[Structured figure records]
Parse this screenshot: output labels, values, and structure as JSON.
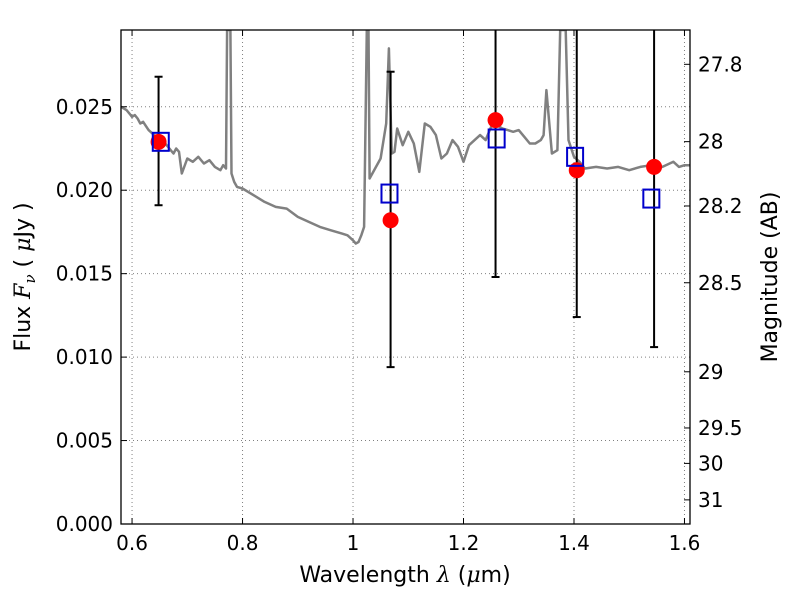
{
  "chart_data": {
    "type": "scatter",
    "xlabel": "Wavelength  λ (μm)",
    "ylabel": "Flux  F_ν  ( μJy )",
    "y2label": "Magnitude (AB)",
    "xlim": [
      0.58,
      1.61
    ],
    "ylim": [
      0.0,
      0.0296
    ],
    "grid": true,
    "grid_style": "dotted",
    "x_ticks": [
      {
        "value": 0.6,
        "label": "0.6"
      },
      {
        "value": 0.8,
        "label": "0.8"
      },
      {
        "value": 1.0,
        "label": "1"
      },
      {
        "value": 1.2,
        "label": "1.2"
      },
      {
        "value": 1.4,
        "label": "1.4"
      },
      {
        "value": 1.6,
        "label": "1.6"
      }
    ],
    "y_ticks": [
      {
        "value": 0.0,
        "label": "0.000"
      },
      {
        "value": 0.005,
        "label": "0.005"
      },
      {
        "value": 0.01,
        "label": "0.010"
      },
      {
        "value": 0.015,
        "label": "0.015"
      },
      {
        "value": 0.02,
        "label": "0.020"
      },
      {
        "value": 0.025,
        "label": "0.025"
      }
    ],
    "y2_ticks": [
      {
        "value": 27.8,
        "label": "27.8"
      },
      {
        "value": 28.0,
        "label": "28"
      },
      {
        "value": 28.2,
        "label": "28.2"
      },
      {
        "value": 28.5,
        "label": "28.5"
      },
      {
        "value": 29.0,
        "label": "29"
      },
      {
        "value": 29.5,
        "label": "29.5"
      },
      {
        "value": 30.0,
        "label": "30"
      },
      {
        "value": 31.0,
        "label": "31"
      }
    ],
    "colors": {
      "model": "#808080",
      "observed": "#ff0000",
      "synthetic": "#0000cc",
      "errorbar": "#000000",
      "grid": "#808080"
    },
    "model_spectrum": {
      "x": [
        0.58,
        0.59,
        0.595,
        0.6,
        0.605,
        0.61,
        0.615,
        0.62,
        0.63,
        0.64,
        0.65,
        0.66,
        0.665,
        0.67,
        0.675,
        0.68,
        0.685,
        0.69,
        0.7,
        0.71,
        0.72,
        0.73,
        0.74,
        0.75,
        0.76,
        0.765,
        0.77,
        0.772,
        0.774,
        0.776,
        0.778,
        0.78,
        0.785,
        0.79,
        0.8,
        0.82,
        0.84,
        0.86,
        0.88,
        0.9,
        0.92,
        0.94,
        0.96,
        0.98,
        0.99,
        1.0,
        1.005,
        1.01,
        1.015,
        1.02,
        1.025,
        1.028,
        1.03,
        1.04,
        1.05,
        1.06,
        1.065,
        1.07,
        1.075,
        1.08,
        1.09,
        1.1,
        1.11,
        1.12,
        1.13,
        1.14,
        1.15,
        1.16,
        1.17,
        1.18,
        1.19,
        1.2,
        1.21,
        1.22,
        1.23,
        1.24,
        1.25,
        1.26,
        1.27,
        1.28,
        1.29,
        1.3,
        1.31,
        1.32,
        1.33,
        1.34,
        1.345,
        1.35,
        1.36,
        1.37,
        1.375,
        1.38,
        1.385,
        1.39,
        1.4,
        1.41,
        1.42,
        1.44,
        1.46,
        1.48,
        1.5,
        1.52,
        1.54,
        1.56,
        1.58,
        1.59,
        1.6,
        1.61
      ],
      "y": [
        0.025,
        0.0248,
        0.0246,
        0.0244,
        0.0245,
        0.0243,
        0.024,
        0.0241,
        0.0236,
        0.0233,
        0.0231,
        0.0228,
        0.0226,
        0.0224,
        0.0222,
        0.0225,
        0.0223,
        0.021,
        0.0219,
        0.0217,
        0.022,
        0.0216,
        0.0218,
        0.0214,
        0.0212,
        0.0215,
        0.0213,
        0.0296,
        0.0296,
        0.0296,
        0.0296,
        0.021,
        0.0205,
        0.0202,
        0.0201,
        0.0197,
        0.0193,
        0.019,
        0.0189,
        0.0184,
        0.0181,
        0.0178,
        0.0176,
        0.0174,
        0.0173,
        0.017,
        0.0168,
        0.0169,
        0.0173,
        0.0178,
        0.0296,
        0.0296,
        0.0207,
        0.0213,
        0.0219,
        0.024,
        0.0285,
        0.0222,
        0.0223,
        0.0237,
        0.0227,
        0.0235,
        0.0228,
        0.0211,
        0.024,
        0.0238,
        0.0233,
        0.0219,
        0.0222,
        0.023,
        0.0226,
        0.0217,
        0.0227,
        0.023,
        0.0233,
        0.023,
        0.0238,
        0.0239,
        0.0237,
        0.0236,
        0.0235,
        0.0236,
        0.0232,
        0.0228,
        0.0228,
        0.023,
        0.0233,
        0.026,
        0.0222,
        0.0224,
        0.0296,
        0.0296,
        0.0296,
        0.023,
        0.022,
        0.0217,
        0.0213,
        0.0214,
        0.0213,
        0.0214,
        0.0212,
        0.0214,
        0.0215,
        0.0214,
        0.0217,
        0.0214,
        0.0215,
        0.0215
      ]
    },
    "observed": {
      "x": [
        0.648,
        1.068,
        1.258,
        1.405,
        1.545
      ],
      "y": [
        0.0229,
        0.0182,
        0.0242,
        0.0212,
        0.0214
      ],
      "yerr_low": [
        0.0191,
        0.0094,
        0.0148,
        0.0124,
        0.0106
      ],
      "yerr_high": [
        0.0268,
        0.0271,
        0.0296,
        0.0296,
        0.0296
      ]
    },
    "synthetic": {
      "x": [
        0.652,
        1.066,
        1.26,
        1.402,
        1.54
      ],
      "y": [
        0.0229,
        0.0198,
        0.0231,
        0.022,
        0.0195
      ]
    }
  }
}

-- Exercise description --
Return all the entries word for word, but omit any pictures they contain.

-- Response below --
Parse this screenshot: output labels, values, and structure as JSON.
{
  "chart_data": {
    "type": "scatter",
    "xlabel": "Wavelength  λ (μm)",
    "ylabel": "Flux  F_ν  ( μJy )",
    "y2label": "Magnitude (AB)",
    "xlim": [
      0.58,
      1.61
    ],
    "ylim": [
      0.0,
      0.0296
    ],
    "grid": true,
    "grid_style": "dotted",
    "x_ticks": [
      {
        "value": 0.6,
        "label": "0.6"
      },
      {
        "value": 0.8,
        "label": "0.8"
      },
      {
        "value": 1.0,
        "label": "1"
      },
      {
        "value": 1.2,
        "label": "1.2"
      },
      {
        "value": 1.4,
        "label": "1.4"
      },
      {
        "value": 1.6,
        "label": "1.6"
      }
    ],
    "y_ticks": [
      {
        "value": 0.0,
        "label": "0.000"
      },
      {
        "value": 0.005,
        "label": "0.005"
      },
      {
        "value": 0.01,
        "label": "0.010"
      },
      {
        "value": 0.015,
        "label": "0.015"
      },
      {
        "value": 0.02,
        "label": "0.020"
      },
      {
        "value": 0.025,
        "label": "0.025"
      }
    ],
    "y2_ticks": [
      {
        "value": 27.8,
        "label": "27.8"
      },
      {
        "value": 28.0,
        "label": "28"
      },
      {
        "value": 28.2,
        "label": "28.2"
      },
      {
        "value": 28.5,
        "label": "28.5"
      },
      {
        "value": 29.0,
        "label": "29"
      },
      {
        "value": 29.5,
        "label": "29.5"
      },
      {
        "value": 30.0,
        "label": "30"
      },
      {
        "value": 31.0,
        "label": "31"
      }
    ],
    "colors": {
      "model": "#808080",
      "observed": "#ff0000",
      "synthetic": "#0000cc",
      "errorbar": "#000000",
      "grid": "#808080"
    },
    "model_spectrum": {
      "x": [
        0.58,
        0.59,
        0.595,
        0.6,
        0.605,
        0.61,
        0.615,
        0.62,
        0.63,
        0.64,
        0.65,
        0.66,
        0.665,
        0.67,
        0.675,
        0.68,
        0.685,
        0.69,
        0.7,
        0.71,
        0.72,
        0.73,
        0.74,
        0.75,
        0.76,
        0.765,
        0.77,
        0.772,
        0.774,
        0.776,
        0.778,
        0.78,
        0.785,
        0.79,
        0.8,
        0.82,
        0.84,
        0.86,
        0.88,
        0.9,
        0.92,
        0.94,
        0.96,
        0.98,
        0.99,
        1.0,
        1.005,
        1.01,
        1.015,
        1.02,
        1.025,
        1.028,
        1.03,
        1.04,
        1.05,
        1.06,
        1.065,
        1.07,
        1.075,
        1.08,
        1.09,
        1.1,
        1.11,
        1.12,
        1.13,
        1.14,
        1.15,
        1.16,
        1.17,
        1.18,
        1.19,
        1.2,
        1.21,
        1.22,
        1.23,
        1.24,
        1.25,
        1.26,
        1.27,
        1.28,
        1.29,
        1.3,
        1.31,
        1.32,
        1.33,
        1.34,
        1.345,
        1.35,
        1.36,
        1.37,
        1.375,
        1.38,
        1.385,
        1.39,
        1.4,
        1.41,
        1.42,
        1.44,
        1.46,
        1.48,
        1.5,
        1.52,
        1.54,
        1.56,
        1.58,
        1.59,
        1.6,
        1.61
      ],
      "y": [
        0.025,
        0.0248,
        0.0246,
        0.0244,
        0.0245,
        0.0243,
        0.024,
        0.0241,
        0.0236,
        0.0233,
        0.0231,
        0.0228,
        0.0226,
        0.0224,
        0.0222,
        0.0225,
        0.0223,
        0.021,
        0.0219,
        0.0217,
        0.022,
        0.0216,
        0.0218,
        0.0214,
        0.0212,
        0.0215,
        0.0213,
        0.0296,
        0.0296,
        0.0296,
        0.0296,
        0.021,
        0.0205,
        0.0202,
        0.0201,
        0.0197,
        0.0193,
        0.019,
        0.0189,
        0.0184,
        0.0181,
        0.0178,
        0.0176,
        0.0174,
        0.0173,
        0.017,
        0.0168,
        0.0169,
        0.0173,
        0.0178,
        0.0296,
        0.0296,
        0.0207,
        0.0213,
        0.0219,
        0.024,
        0.0285,
        0.0222,
        0.0223,
        0.0237,
        0.0227,
        0.0235,
        0.0228,
        0.0211,
        0.024,
        0.0238,
        0.0233,
        0.0219,
        0.0222,
        0.023,
        0.0226,
        0.0217,
        0.0227,
        0.023,
        0.0233,
        0.023,
        0.0238,
        0.0239,
        0.0237,
        0.0236,
        0.0235,
        0.0236,
        0.0232,
        0.0228,
        0.0228,
        0.023,
        0.0233,
        0.026,
        0.0222,
        0.0224,
        0.0296,
        0.0296,
        0.0296,
        0.023,
        0.022,
        0.0217,
        0.0213,
        0.0214,
        0.0213,
        0.0214,
        0.0212,
        0.0214,
        0.0215,
        0.0214,
        0.0217,
        0.0214,
        0.0215,
        0.0215
      ]
    },
    "observed": {
      "x": [
        0.648,
        1.068,
        1.258,
        1.405,
        1.545
      ],
      "y": [
        0.0229,
        0.0182,
        0.0242,
        0.0212,
        0.0214
      ],
      "yerr_low": [
        0.0191,
        0.0094,
        0.0148,
        0.0124,
        0.0106
      ],
      "yerr_high": [
        0.0268,
        0.0271,
        0.0296,
        0.0296,
        0.0296
      ]
    },
    "synthetic": {
      "x": [
        0.652,
        1.066,
        1.26,
        1.402,
        1.54
      ],
      "y": [
        0.0229,
        0.0198,
        0.0231,
        0.022,
        0.0195
      ]
    }
  }
}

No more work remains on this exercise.